Copy out all lines carrying the word "highlight".

Items from a dataset
....

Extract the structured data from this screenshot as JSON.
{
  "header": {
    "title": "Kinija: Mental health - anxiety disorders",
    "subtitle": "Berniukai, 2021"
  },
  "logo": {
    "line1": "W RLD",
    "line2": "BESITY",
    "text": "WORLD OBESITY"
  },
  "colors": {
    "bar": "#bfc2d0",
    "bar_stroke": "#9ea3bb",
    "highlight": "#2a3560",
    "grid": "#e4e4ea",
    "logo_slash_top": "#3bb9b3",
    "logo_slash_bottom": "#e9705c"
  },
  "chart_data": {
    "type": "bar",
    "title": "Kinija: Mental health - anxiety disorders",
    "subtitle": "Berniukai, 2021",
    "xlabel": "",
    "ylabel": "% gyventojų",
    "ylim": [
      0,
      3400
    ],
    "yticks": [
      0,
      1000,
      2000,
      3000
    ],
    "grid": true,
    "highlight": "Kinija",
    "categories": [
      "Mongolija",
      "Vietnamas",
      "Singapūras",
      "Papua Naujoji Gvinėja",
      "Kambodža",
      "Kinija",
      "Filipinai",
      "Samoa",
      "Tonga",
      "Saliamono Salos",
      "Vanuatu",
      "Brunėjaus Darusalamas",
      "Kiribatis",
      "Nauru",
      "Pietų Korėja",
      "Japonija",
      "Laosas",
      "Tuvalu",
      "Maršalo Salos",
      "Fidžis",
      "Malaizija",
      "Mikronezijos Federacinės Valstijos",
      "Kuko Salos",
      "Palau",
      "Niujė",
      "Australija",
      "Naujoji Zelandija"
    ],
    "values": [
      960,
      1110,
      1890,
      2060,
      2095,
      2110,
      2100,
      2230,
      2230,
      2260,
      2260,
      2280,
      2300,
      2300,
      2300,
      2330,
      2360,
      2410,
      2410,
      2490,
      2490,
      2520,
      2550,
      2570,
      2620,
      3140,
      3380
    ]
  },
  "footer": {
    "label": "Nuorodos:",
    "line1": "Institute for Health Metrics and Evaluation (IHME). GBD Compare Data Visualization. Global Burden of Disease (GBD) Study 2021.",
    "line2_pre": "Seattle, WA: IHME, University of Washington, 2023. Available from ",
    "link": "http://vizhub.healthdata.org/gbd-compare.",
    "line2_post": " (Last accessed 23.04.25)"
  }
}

....

- _Solution_:
    "highlight": "#2a3560",
    "highlight": "Kinija",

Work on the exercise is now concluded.